**INPUT RECORDS**
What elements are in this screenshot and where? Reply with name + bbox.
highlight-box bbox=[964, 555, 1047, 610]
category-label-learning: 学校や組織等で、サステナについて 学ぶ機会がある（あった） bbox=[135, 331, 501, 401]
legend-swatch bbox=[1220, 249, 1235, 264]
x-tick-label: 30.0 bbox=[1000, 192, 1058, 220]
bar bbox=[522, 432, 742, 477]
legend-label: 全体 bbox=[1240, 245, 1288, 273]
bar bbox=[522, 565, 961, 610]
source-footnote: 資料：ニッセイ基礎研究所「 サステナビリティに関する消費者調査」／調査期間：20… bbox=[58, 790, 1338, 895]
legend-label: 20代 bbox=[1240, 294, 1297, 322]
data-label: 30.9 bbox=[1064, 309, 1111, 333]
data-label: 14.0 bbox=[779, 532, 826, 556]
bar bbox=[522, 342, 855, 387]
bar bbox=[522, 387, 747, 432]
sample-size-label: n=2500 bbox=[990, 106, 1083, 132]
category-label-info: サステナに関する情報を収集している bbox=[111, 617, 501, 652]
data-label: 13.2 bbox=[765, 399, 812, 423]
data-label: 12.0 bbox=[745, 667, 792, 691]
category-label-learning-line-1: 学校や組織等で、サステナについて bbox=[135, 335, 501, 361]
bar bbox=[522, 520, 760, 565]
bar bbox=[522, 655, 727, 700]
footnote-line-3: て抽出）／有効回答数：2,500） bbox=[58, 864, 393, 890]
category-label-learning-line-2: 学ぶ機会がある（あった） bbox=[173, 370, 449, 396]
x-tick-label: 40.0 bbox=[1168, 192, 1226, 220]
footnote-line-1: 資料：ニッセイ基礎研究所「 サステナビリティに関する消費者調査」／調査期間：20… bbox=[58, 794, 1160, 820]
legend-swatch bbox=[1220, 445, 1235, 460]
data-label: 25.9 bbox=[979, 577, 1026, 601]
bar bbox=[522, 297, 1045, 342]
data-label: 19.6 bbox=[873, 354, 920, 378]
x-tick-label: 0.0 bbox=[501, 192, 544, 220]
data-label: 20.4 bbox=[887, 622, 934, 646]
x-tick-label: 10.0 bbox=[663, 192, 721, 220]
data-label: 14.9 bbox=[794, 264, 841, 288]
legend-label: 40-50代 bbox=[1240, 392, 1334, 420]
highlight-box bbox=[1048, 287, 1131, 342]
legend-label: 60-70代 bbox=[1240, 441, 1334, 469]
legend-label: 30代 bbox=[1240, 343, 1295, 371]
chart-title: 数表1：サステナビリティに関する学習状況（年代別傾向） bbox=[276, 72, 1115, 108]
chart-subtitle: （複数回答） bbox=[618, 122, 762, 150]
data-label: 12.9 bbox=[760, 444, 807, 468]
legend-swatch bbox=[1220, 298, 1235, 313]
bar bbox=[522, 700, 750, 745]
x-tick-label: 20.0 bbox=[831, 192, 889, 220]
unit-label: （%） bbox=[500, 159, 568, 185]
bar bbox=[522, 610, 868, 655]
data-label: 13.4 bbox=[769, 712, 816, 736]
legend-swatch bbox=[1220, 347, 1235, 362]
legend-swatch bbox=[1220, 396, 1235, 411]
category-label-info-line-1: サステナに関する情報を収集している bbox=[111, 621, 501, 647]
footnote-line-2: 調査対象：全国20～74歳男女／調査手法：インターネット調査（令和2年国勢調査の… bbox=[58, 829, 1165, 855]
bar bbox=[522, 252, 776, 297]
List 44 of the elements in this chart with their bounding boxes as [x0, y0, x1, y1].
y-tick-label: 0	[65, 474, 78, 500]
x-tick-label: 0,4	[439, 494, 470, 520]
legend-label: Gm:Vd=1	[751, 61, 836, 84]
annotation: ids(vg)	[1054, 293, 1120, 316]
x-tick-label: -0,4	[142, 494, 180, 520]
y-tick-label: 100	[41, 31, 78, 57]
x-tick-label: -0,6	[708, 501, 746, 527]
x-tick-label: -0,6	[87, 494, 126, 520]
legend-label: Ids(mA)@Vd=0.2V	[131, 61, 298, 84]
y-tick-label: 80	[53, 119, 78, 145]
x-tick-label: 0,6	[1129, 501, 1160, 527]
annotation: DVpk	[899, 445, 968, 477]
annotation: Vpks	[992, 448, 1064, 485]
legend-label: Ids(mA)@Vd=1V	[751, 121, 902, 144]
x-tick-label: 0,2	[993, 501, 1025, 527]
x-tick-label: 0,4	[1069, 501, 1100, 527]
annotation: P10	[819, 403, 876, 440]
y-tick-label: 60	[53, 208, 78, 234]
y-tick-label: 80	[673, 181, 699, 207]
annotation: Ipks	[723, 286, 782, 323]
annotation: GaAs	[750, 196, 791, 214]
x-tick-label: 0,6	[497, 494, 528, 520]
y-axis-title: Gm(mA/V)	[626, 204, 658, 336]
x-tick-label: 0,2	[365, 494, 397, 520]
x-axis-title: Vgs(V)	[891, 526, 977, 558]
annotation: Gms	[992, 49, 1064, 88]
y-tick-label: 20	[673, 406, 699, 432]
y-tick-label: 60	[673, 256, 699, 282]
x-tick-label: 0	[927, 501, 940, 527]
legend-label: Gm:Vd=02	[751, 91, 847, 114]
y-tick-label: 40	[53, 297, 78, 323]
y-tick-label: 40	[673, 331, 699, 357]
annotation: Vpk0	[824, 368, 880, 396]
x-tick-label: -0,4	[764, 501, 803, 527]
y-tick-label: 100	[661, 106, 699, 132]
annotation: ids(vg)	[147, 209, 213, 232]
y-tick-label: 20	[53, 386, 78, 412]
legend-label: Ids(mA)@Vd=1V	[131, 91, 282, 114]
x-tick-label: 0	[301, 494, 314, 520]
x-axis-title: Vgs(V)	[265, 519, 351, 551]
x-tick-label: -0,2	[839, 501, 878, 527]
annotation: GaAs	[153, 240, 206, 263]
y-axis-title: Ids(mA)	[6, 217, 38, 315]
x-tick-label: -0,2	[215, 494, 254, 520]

**PROBLEM DESCRIPTION**
Reproduce every one of the entries above word for word, with no changes.

**EXERCISE RESPONSE**
What elements are in this screenshot and where? Reply with name + bbox.
highlight-box bbox=[964, 555, 1047, 610]
category-label-learning: 学校や組織等で、サステナについて 学ぶ機会がある（あった） bbox=[135, 331, 501, 401]
legend-swatch bbox=[1220, 249, 1235, 264]
x-tick-label: 30.0 bbox=[1000, 192, 1058, 220]
bar bbox=[522, 432, 742, 477]
legend-label: 全体 bbox=[1240, 245, 1288, 273]
bar bbox=[522, 565, 961, 610]
source-footnote: 資料：ニッセイ基礎研究所「 サステナビリティに関する消費者調査」／調査期間：20… bbox=[58, 790, 1338, 895]
legend-label: 20代 bbox=[1240, 294, 1297, 322]
data-label: 30.9 bbox=[1064, 309, 1111, 333]
data-label: 14.0 bbox=[779, 532, 826, 556]
bar bbox=[522, 342, 855, 387]
bar bbox=[522, 387, 747, 432]
sample-size-label: n=2500 bbox=[990, 106, 1083, 132]
category-label-info: サステナに関する情報を収集している bbox=[111, 617, 501, 652]
data-label: 13.2 bbox=[765, 399, 812, 423]
data-label: 12.0 bbox=[745, 667, 792, 691]
category-label-learning-line-1: 学校や組織等で、サステナについて bbox=[135, 335, 501, 361]
bar bbox=[522, 520, 760, 565]
bar bbox=[522, 655, 727, 700]
footnote-line-3: て抽出）／有効回答数：2,500） bbox=[58, 864, 393, 890]
category-label-learning-line-2: 学ぶ機会がある（あった） bbox=[173, 370, 449, 396]
x-tick-label: 40.0 bbox=[1168, 192, 1226, 220]
footnote-line-1: 資料：ニッセイ基礎研究所「 サステナビリティに関する消費者調査」／調査期間：20… bbox=[58, 794, 1160, 820]
legend-swatch bbox=[1220, 445, 1235, 460]
data-label: 25.9 bbox=[979, 577, 1026, 601]
bar bbox=[522, 297, 1045, 342]
data-label: 19.6 bbox=[873, 354, 920, 378]
x-tick-label: 0.0 bbox=[501, 192, 544, 220]
data-label: 20.4 bbox=[887, 622, 934, 646]
x-tick-label: 10.0 bbox=[663, 192, 721, 220]
data-label: 14.9 bbox=[794, 264, 841, 288]
legend-label: 40-50代 bbox=[1240, 392, 1334, 420]
highlight-box bbox=[1048, 287, 1131, 342]
legend-label: 60-70代 bbox=[1240, 441, 1334, 469]
legend-label: 30代 bbox=[1240, 343, 1295, 371]
chart-title: 数表1：サステナビリティに関する学習状況（年代別傾向） bbox=[276, 72, 1115, 108]
chart-subtitle: （複数回答） bbox=[618, 122, 762, 150]
data-label: 12.9 bbox=[760, 444, 807, 468]
legend-swatch bbox=[1220, 298, 1235, 313]
bar bbox=[522, 700, 750, 745]
x-tick-label: 20.0 bbox=[831, 192, 889, 220]
unit-label: （%） bbox=[500, 159, 568, 185]
bar bbox=[522, 610, 868, 655]
data-label: 13.4 bbox=[769, 712, 816, 736]
legend-swatch bbox=[1220, 347, 1235, 362]
legend-swatch bbox=[1220, 396, 1235, 411]
category-label-info-line-1: サステナに関する情報を収集している bbox=[111, 621, 501, 647]
footnote-line-2: 調査対象：全国20～74歳男女／調査手法：インターネット調査（令和2年国勢調査の… bbox=[58, 829, 1165, 855]
bar bbox=[522, 252, 776, 297]
List 44 of the elements in this chart with their bounding boxes as [x0, y0, x1, y1].
y-tick-label: 0	[65, 474, 78, 500]
x-tick-label: 0,4	[439, 494, 470, 520]
legend-label: Gm:Vd=1	[751, 61, 836, 84]
annotation: ids(vg)	[1054, 293, 1120, 316]
x-tick-label: -0,4	[142, 494, 180, 520]
y-tick-label: 100	[41, 31, 78, 57]
x-tick-label: -0,6	[708, 501, 746, 527]
x-tick-label: -0,6	[87, 494, 126, 520]
legend-label: Ids(mA)@Vd=0.2V	[131, 61, 298, 84]
y-tick-label: 80	[53, 119, 78, 145]
x-tick-label: 0,6	[1129, 501, 1160, 527]
annotation: DVpk	[899, 445, 968, 477]
annotation: Vpks	[992, 448, 1064, 485]
legend-label: Ids(mA)@Vd=1V	[751, 121, 902, 144]
x-tick-label: 0,2	[993, 501, 1025, 527]
x-tick-label: 0,4	[1069, 501, 1100, 527]
annotation: P10	[819, 403, 876, 440]
y-tick-label: 60	[53, 208, 78, 234]
y-tick-label: 80	[673, 181, 699, 207]
annotation: Ipks	[723, 286, 782, 323]
annotation: GaAs	[750, 196, 791, 214]
x-tick-label: 0,6	[497, 494, 528, 520]
y-axis-title: Gm(mA/V)	[626, 204, 658, 336]
x-tick-label: 0,2	[365, 494, 397, 520]
x-axis-title: Vgs(V)	[891, 526, 977, 558]
annotation: Gms	[992, 49, 1064, 88]
y-tick-label: 20	[673, 406, 699, 432]
y-tick-label: 60	[673, 256, 699, 282]
x-tick-label: 0	[927, 501, 940, 527]
legend-label: Gm:Vd=02	[751, 91, 847, 114]
y-tick-label: 40	[53, 297, 78, 323]
y-tick-label: 40	[673, 331, 699, 357]
annotation: Vpk0	[824, 368, 880, 396]
x-tick-label: -0,4	[764, 501, 803, 527]
y-tick-label: 100	[661, 106, 699, 132]
annotation: ids(vg)	[147, 209, 213, 232]
y-tick-label: 20	[53, 386, 78, 412]
legend-label: Ids(mA)@Vd=1V	[131, 91, 282, 114]
x-tick-label: 0	[301, 494, 314, 520]
x-axis-title: Vgs(V)	[265, 519, 351, 551]
x-tick-label: -0,2	[839, 501, 878, 527]
annotation: GaAs	[153, 240, 206, 263]
y-axis-title: Ids(mA)	[6, 217, 38, 315]
x-tick-label: -0,2	[215, 494, 254, 520]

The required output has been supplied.